Copy the lines from the one containing "data-point-didn-t-answer (889, 896, 903, 910)" through the one containing "data-point-didn-t-answer (1177, 893, 1191, 907)", character for character, including both end lines.

## Begin Information shown

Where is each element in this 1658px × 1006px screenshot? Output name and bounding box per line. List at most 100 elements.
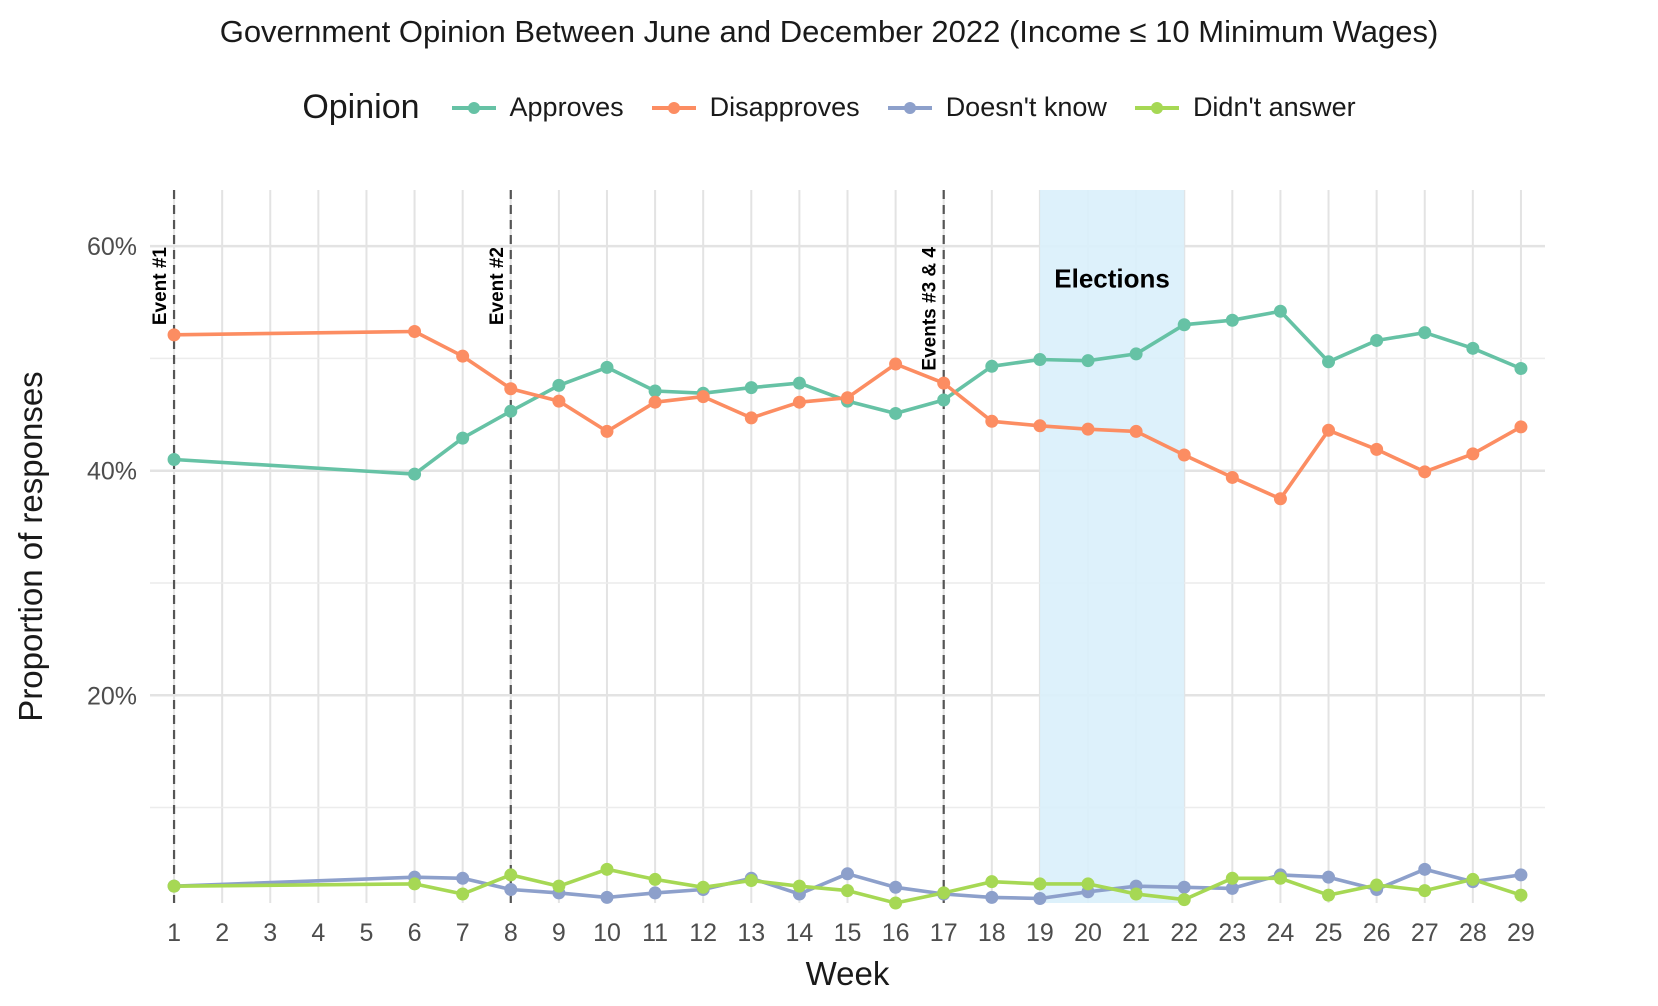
data-point-didn-t-answer (889, 896, 903, 910)
legend-key-approves (451, 101, 496, 114)
axis-layer: 1 2 3 4 5 6 7 8 9 10 11 12 13 14 15 16 17 18 19 20 21 22 23 24 2… (12, 233, 1535, 992)
chart-title: Government Opinion Between June and Dece… (219, 14, 1439, 49)
x-tick-label: 9 (552, 919, 566, 947)
x-tick-label: 27 (1411, 919, 1439, 947)
data-point-approves (889, 406, 903, 420)
y-tick-label: 40% (87, 458, 137, 486)
data-point-approves (985, 359, 999, 373)
legend-item-didnt-answer: Didn't answer (1133, 92, 1356, 123)
data-point-didn-t-answer (1177, 893, 1191, 907)
x-tick-label: 22 (1170, 919, 1198, 947)
data-point-doesn-t-know (1033, 892, 1047, 906)
data-point-didn-t-answer (456, 887, 470, 901)
legend-label-didnt-answer: Didn't answer (1192, 92, 1356, 122)
data-point-doesn-t-know (504, 883, 518, 897)
x-tick-label: 28 (1459, 919, 1487, 947)
data-point-disapproves (841, 391, 854, 405)
data-point-disapproves (1514, 420, 1528, 434)
data-point-disapproves (1225, 470, 1239, 484)
series-layer (167, 304, 1528, 910)
data-point-disapproves (600, 424, 614, 438)
legend-key-disapproves (651, 101, 696, 114)
y-axis-title: Proportion of responses (12, 371, 49, 721)
data-point-disapproves (1081, 422, 1095, 436)
data-point-disapproves (1129, 424, 1143, 438)
data-point-didn-t-answer (408, 877, 422, 891)
legend-title: Opinion (302, 88, 420, 126)
data-point-didn-t-answer (1466, 872, 1480, 886)
x-tick-label: 18 (978, 919, 1006, 947)
data-point-didn-t-answer (1129, 887, 1143, 901)
x-tick-label: 29 (1507, 919, 1535, 947)
x-tick-label: 2 (215, 919, 229, 947)
data-point-approves (1033, 353, 1047, 367)
data-point-approves (1514, 362, 1528, 376)
x-tick-label: 23 (1218, 919, 1246, 947)
x-tick-label: 6 (408, 919, 422, 947)
x-tick-label: 26 (1363, 919, 1391, 947)
event-label-event-1: Event #1 (150, 247, 171, 326)
data-point-disapproves (167, 328, 181, 342)
data-point-disapproves (552, 394, 566, 408)
data-point-disapproves (1370, 442, 1384, 456)
x-tick-label: 4 (311, 919, 325, 947)
data-point-approves (1177, 318, 1191, 332)
data-point-doesn-t-know (648, 886, 662, 900)
data-point-disapproves (1418, 465, 1432, 479)
x-tick-label: 17 (930, 919, 958, 947)
x-tick-label: 24 (1267, 919, 1295, 947)
data-point-disapproves (696, 390, 710, 404)
elections-band (1039, 190, 1185, 903)
data-point-doesn-t-know (1225, 881, 1239, 895)
data-point-doesn-t-know (456, 871, 470, 885)
data-point-didn-t-answer (1033, 877, 1047, 891)
data-point-didn-t-answer (504, 868, 518, 882)
x-tick-label: 14 (785, 919, 813, 947)
data-point-disapproves (648, 395, 662, 409)
data-point-didn-t-answer (167, 879, 181, 893)
legend-key-didnt-answer (1134, 101, 1179, 114)
data-point-didn-t-answer (648, 872, 662, 886)
legend: Opinion Approves Disapproves Doesn't kno… (0, 88, 1658, 127)
data-point-didn-t-answer (985, 875, 999, 889)
data-point-approves (648, 384, 662, 398)
data-point-disapproves (1033, 419, 1047, 433)
data-point-approves (600, 360, 614, 374)
data-point-disapproves (744, 411, 758, 425)
legend-label-disapproves: Disapproves (709, 92, 860, 122)
data-point-doesn-t-know (985, 890, 999, 904)
legend-item-approves: Approves (450, 92, 624, 123)
data-point-didn-t-answer (1081, 877, 1095, 891)
data-point-disapproves (504, 382, 518, 396)
y-tick-label: 20% (87, 682, 137, 710)
data-point-disapproves (1273, 492, 1287, 506)
legend-label-approves: Approves (509, 92, 624, 122)
data-point-doesn-t-know (841, 867, 854, 881)
data-point-approves (1418, 326, 1432, 340)
data-point-didn-t-answer (841, 884, 854, 898)
data-point-didn-t-answer (1225, 871, 1239, 885)
data-point-approves (1370, 333, 1384, 347)
data-point-disapproves (408, 324, 422, 338)
legend-label-doesnt-know: Doesn't know (945, 92, 1107, 122)
x-tick-label: 1 (167, 919, 181, 947)
data-point-didn-t-answer (1514, 888, 1528, 902)
data-point-approves (937, 393, 951, 407)
data-point-disapproves (1466, 447, 1480, 461)
y-tick-label: 60% (87, 233, 137, 261)
data-point-didn-t-answer (744, 874, 758, 888)
data-point-didn-t-answer (1322, 888, 1336, 902)
event-lines-layer: Event #1 Event #2 Events #3 & 4 (150, 190, 945, 903)
data-point-approves (167, 452, 181, 466)
x-tick-label: 11 (642, 919, 668, 947)
data-point-didn-t-answer (1370, 878, 1384, 892)
event-label-event-2: Event #2 (487, 247, 508, 325)
x-tick-label: 19 (1026, 919, 1054, 947)
data-point-approves (552, 378, 566, 392)
x-tick-label: 16 (882, 919, 910, 947)
elections-label: Elections (1054, 264, 1170, 294)
data-point-didn-t-answer (1273, 871, 1287, 885)
data-point-doesn-t-know (600, 890, 614, 904)
data-point-didn-t-answer (600, 862, 614, 876)
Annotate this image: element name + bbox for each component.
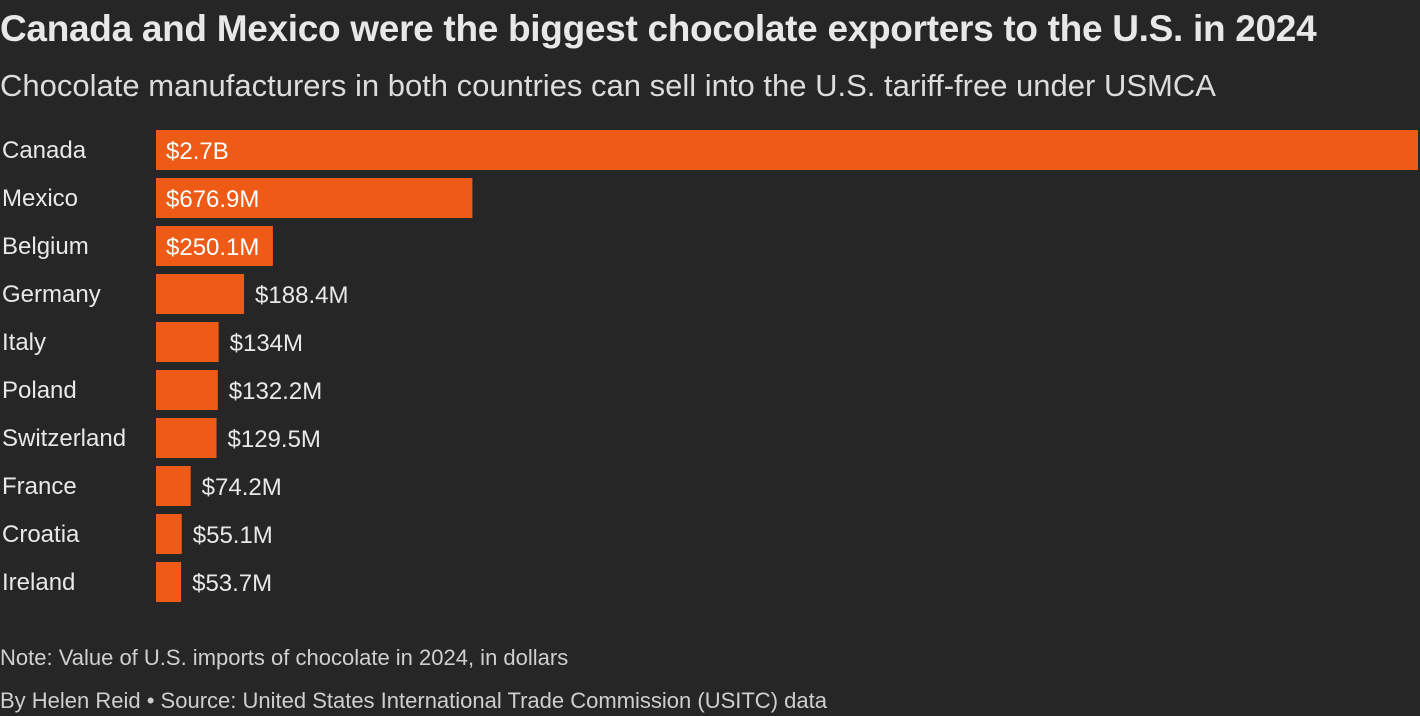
category-label: Mexico xyxy=(2,185,78,212)
bar xyxy=(156,466,191,506)
chart-title: Canada and Mexico were the biggest choco… xyxy=(0,8,1317,49)
bar xyxy=(156,562,182,602)
value-label: $188.4M xyxy=(255,282,348,309)
category-label: Italy xyxy=(2,329,46,356)
bar xyxy=(156,418,217,458)
value-label: $2.7B xyxy=(166,138,229,165)
value-label: $132.2M xyxy=(229,378,322,405)
chart-subtitle: Chocolate manufacturers in both countrie… xyxy=(0,68,1216,103)
bar xyxy=(156,322,219,362)
value-label: $250.1M xyxy=(166,234,259,261)
bar xyxy=(156,226,273,266)
bar xyxy=(156,274,245,314)
category-label: Germany xyxy=(2,281,101,308)
value-label: $676.9M xyxy=(166,186,259,213)
chart-note: Note: Value of U.S. imports of chocolate… xyxy=(0,645,569,670)
value-label: $129.5M xyxy=(228,426,321,453)
bar xyxy=(156,514,182,554)
bar xyxy=(156,130,1418,170)
category-label: Canada xyxy=(2,137,87,164)
bar xyxy=(156,178,473,218)
category-label: Croatia xyxy=(2,521,80,548)
value-label: $55.1M xyxy=(193,522,273,549)
value-label: $53.7M xyxy=(192,570,272,597)
category-label: Switzerland xyxy=(2,425,126,452)
chart-credit: By Helen Reid • Source: United States In… xyxy=(0,688,827,713)
category-label: France xyxy=(2,473,77,500)
category-label: Belgium xyxy=(2,233,89,260)
bar xyxy=(156,370,218,410)
category-label: Poland xyxy=(2,377,77,404)
value-label: $74.2M xyxy=(202,474,282,501)
value-label: $134M xyxy=(230,330,303,357)
category-label: Ireland xyxy=(2,569,75,596)
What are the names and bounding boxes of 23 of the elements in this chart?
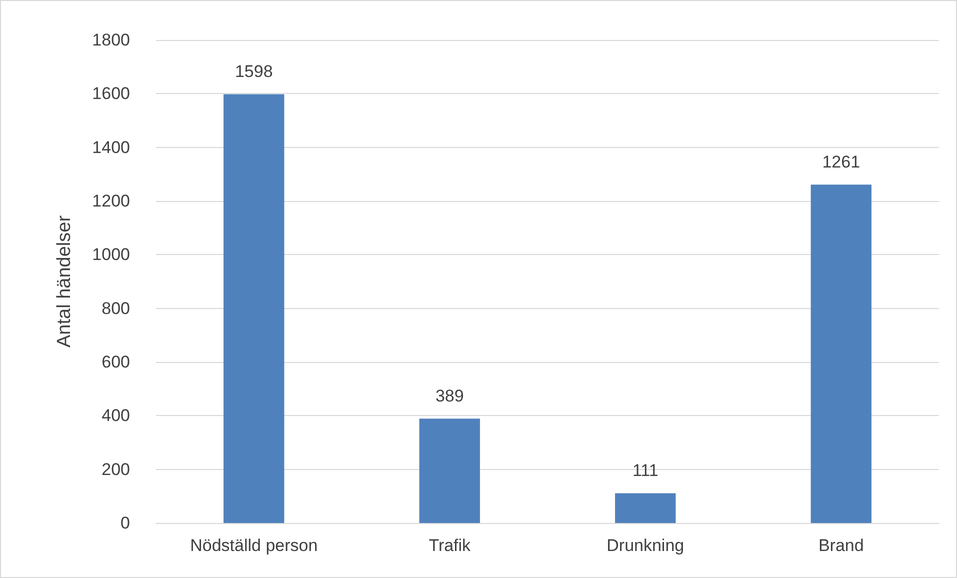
bar [810, 184, 872, 523]
y-tick-label: 1400 [92, 138, 130, 157]
y-tick-label: 800 [102, 298, 130, 318]
y-tick-label: 0 [120, 514, 130, 532]
y-tick-label: 1800 [92, 30, 130, 50]
y-tick-label: 1000 [92, 245, 130, 264]
data-label: 389 [435, 386, 464, 406]
y-tick-label: 1200 [92, 192, 130, 210]
y-axis-title: Antal händelser [54, 214, 75, 348]
bar [419, 418, 480, 523]
bar [224, 94, 284, 523]
y-tick-label: 400 [102, 406, 130, 426]
x-tick-label: Nödställd person [190, 536, 318, 555]
y-tick-label: 600 [102, 352, 130, 372]
data-label: 1261 [822, 152, 860, 172]
data-label: 1598 [234, 62, 273, 82]
y-tick-label: 1600 [92, 84, 130, 104]
y-tick-label: 200 [102, 460, 130, 479]
data-label: 111 [632, 461, 658, 480]
x-tick-label: Brand [818, 536, 864, 555]
x-tick-label: Drunkning [606, 536, 684, 555]
x-tick-label: Trafik [428, 536, 472, 555]
bar [615, 493, 676, 523]
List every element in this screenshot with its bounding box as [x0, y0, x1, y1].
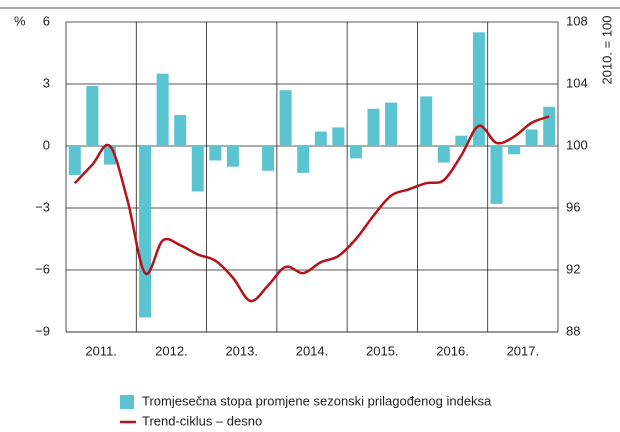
x-tick-label: 2015.	[366, 343, 399, 358]
legend-label: Tromjesečna stopa promjene sezonski pril…	[142, 393, 492, 408]
y-tick-label: 0	[43, 137, 50, 152]
x-tick-label: 2012.	[155, 343, 188, 358]
bar	[543, 106, 556, 146]
bar	[349, 146, 362, 159]
x-tick-label: 2013.	[225, 343, 258, 358]
x-tick-label: 2016.	[436, 343, 469, 358]
bar	[86, 86, 99, 146]
y-tick-label: −9	[35, 323, 50, 338]
bar	[490, 146, 503, 204]
bar	[279, 90, 292, 146]
bar	[508, 146, 521, 155]
y-tick-label: −3	[35, 199, 50, 214]
y2-tick-label: 108	[566, 13, 588, 28]
y2-axis-label: 2010. = 100	[599, 15, 614, 84]
bar	[472, 32, 485, 147]
bar	[332, 127, 345, 146]
bar	[156, 73, 169, 146]
bar	[420, 96, 433, 146]
bar	[226, 146, 239, 167]
y-tick-label: 3	[43, 75, 50, 90]
bar	[68, 146, 81, 175]
y2-tick-label: 100	[566, 137, 588, 152]
bar	[455, 135, 468, 146]
bar	[297, 146, 310, 173]
y2-tick-label: 88	[566, 323, 580, 338]
bar	[437, 146, 450, 163]
y2-tick-label: 92	[566, 261, 580, 276]
y-tick-label: 6	[43, 13, 50, 28]
bar	[139, 146, 152, 318]
bar	[385, 102, 398, 146]
bar	[209, 146, 222, 161]
trend-line	[73, 115, 550, 303]
bar	[191, 146, 204, 192]
x-tick-label: 2014.	[296, 343, 329, 358]
bar	[367, 108, 380, 146]
bar	[525, 129, 538, 146]
x-tick-label: 2011.	[85, 343, 117, 358]
y-tick-label: −6	[35, 261, 50, 276]
legend-label: Trend-ciklus – desno	[142, 413, 262, 428]
bar	[262, 146, 275, 171]
legend-swatch	[120, 395, 134, 409]
y2-tick-label: 104	[566, 75, 588, 90]
y2-tick-label: 96	[566, 199, 580, 214]
x-tick-label: 2017.	[507, 343, 540, 358]
y-axis-label: %	[14, 13, 26, 28]
bar	[314, 131, 327, 146]
bar	[174, 115, 187, 146]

## End Information shown

Solution:
data-point-didn-t-answer (889, 896, 903, 910)
legend-key-approves (451, 101, 496, 114)
axis-layer: 1 2 3 4 5 6 7 8 9 10 11 12 13 14 15 16 17 18 19 20 21 22 23 24 2… (12, 233, 1535, 992)
chart-title: Government Opinion Between June and Dece… (219, 14, 1439, 49)
x-tick-label: 9 (552, 919, 566, 947)
x-tick-label: 27 (1411, 919, 1439, 947)
data-point-approves (889, 406, 903, 420)
y-tick-label: 40% (87, 458, 137, 486)
data-point-approves (985, 359, 999, 373)
legend-item-didnt-answer: Didn't answer (1133, 92, 1356, 123)
data-point-didn-t-answer (1177, 893, 1191, 907)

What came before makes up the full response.